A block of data

START

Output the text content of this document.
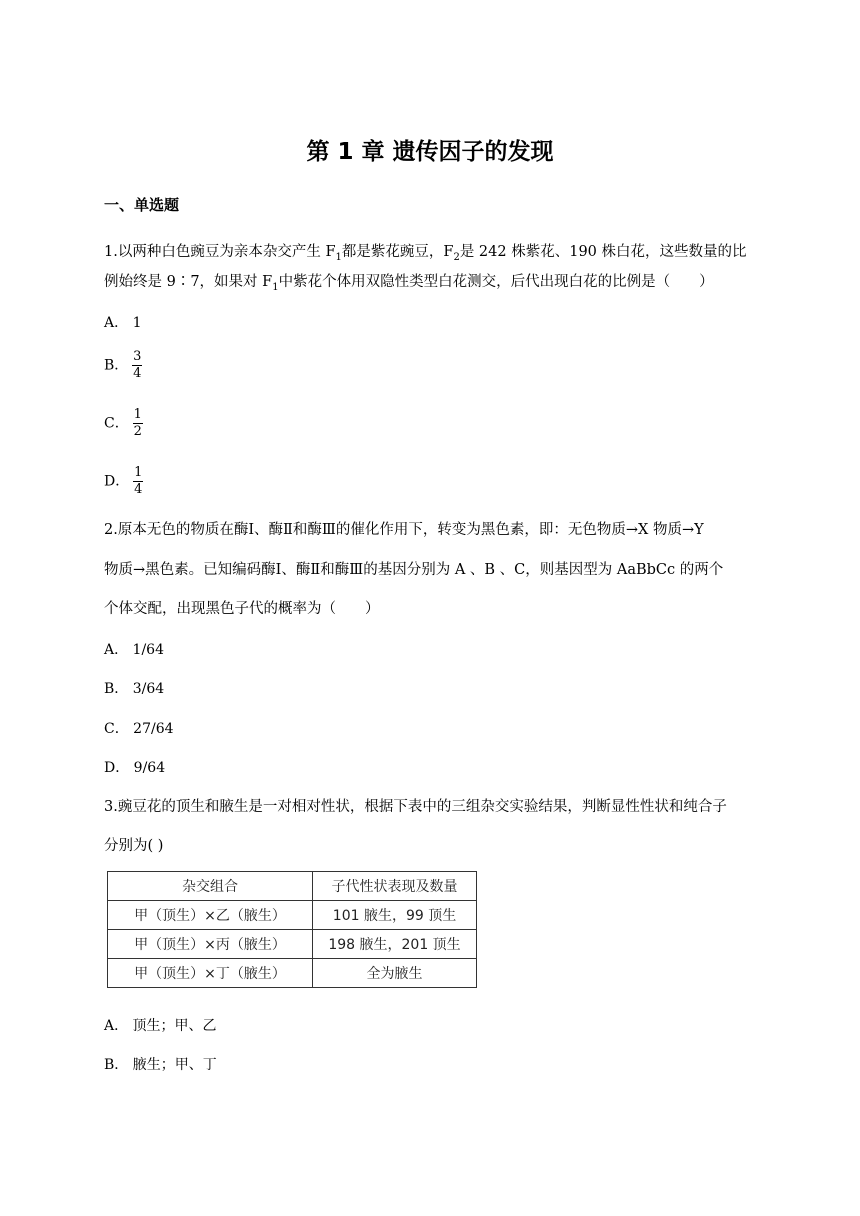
第 1 章 遗传因子的发现
一、单选题
1.以两种白色豌豆为亲本杂交产生 $F_1$都是紫花豌豆，$F_2$是 242 株紫花、190 株白花，这些数量的比
例始终是 9∶7，如果对 $F_1$中紫花个体用双隐性类型白花测交，后代出现白花的比例是（　　）
A． 1
B． $\frac{3}{4}$
C． $\frac{1}{2}$
D． $\frac{1}{4}$
2.原本无色的物质在酶Ⅰ、酶Ⅱ和酶Ⅲ的催化作用下，转变为黑色素，即：无色物质→X 物质→Y
物质→黑色素。已知编码酶Ⅰ、酶Ⅱ和酶Ⅲ的基因分别为 A 、B 、C，则基因型为 AaBbCc 的两个
个体交配，出现黑色子代的概率为（　　）
A． 1/64
B． 3/64
C． 27/64
D． 9/64
3.豌豆花的顶生和腋生是一对相对性状，根据下表中的三组杂交实验结果，判断显性性状和纯合子
分别为( )
杂交组合	子代性状表现及数量
甲（顶生）×乙（腋生）	101 腋生，99 顶生
甲（顶生）×丙（腋生）	198 腋生，201 顶生
甲（顶生）×丁（腋生）	全为腋生
A． 顶生；甲、乙
B． 腋生；甲、丁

END

What to do: Repeat the data above exactly, but not the pictures.

Answer:
Output the text content of this document.
第 1 章 遗传因子的发现
一、单选题
1.以两种白色豌豆为亲本杂交产生 $F_1$都是紫花豌豆，$F_2$是 242 株紫花、190 株白花，这些数量的比
例始终是 9∶7，如果对 $F_1$中紫花个体用双隐性类型白花测交，后代出现白花的比例是（　　）
A． 1
B． $\frac{3}{4}$
C． $\frac{1}{2}$
D． $\frac{1}{4}$
2.原本无色的物质在酶Ⅰ、酶Ⅱ和酶Ⅲ的催化作用下，转变为黑色素，即：无色物质→X 物质→Y
物质→黑色素。已知编码酶Ⅰ、酶Ⅱ和酶Ⅲ的基因分别为 A 、B 、C，则基因型为 AaBbCc 的两个
个体交配，出现黑色子代的概率为（　　）
A． 1/64
B． 3/64
C． 27/64
D． 9/64
3.豌豆花的顶生和腋生是一对相对性状，根据下表中的三组杂交实验结果，判断显性性状和纯合子
分别为( )
杂交组合	子代性状表现及数量
甲（顶生）×乙（腋生）	101 腋生，99 顶生
甲（顶生）×丙（腋生）	198 腋生，201 顶生
甲（顶生）×丁（腋生）	全为腋生
A． 顶生；甲、乙
B． 腋生；甲、丁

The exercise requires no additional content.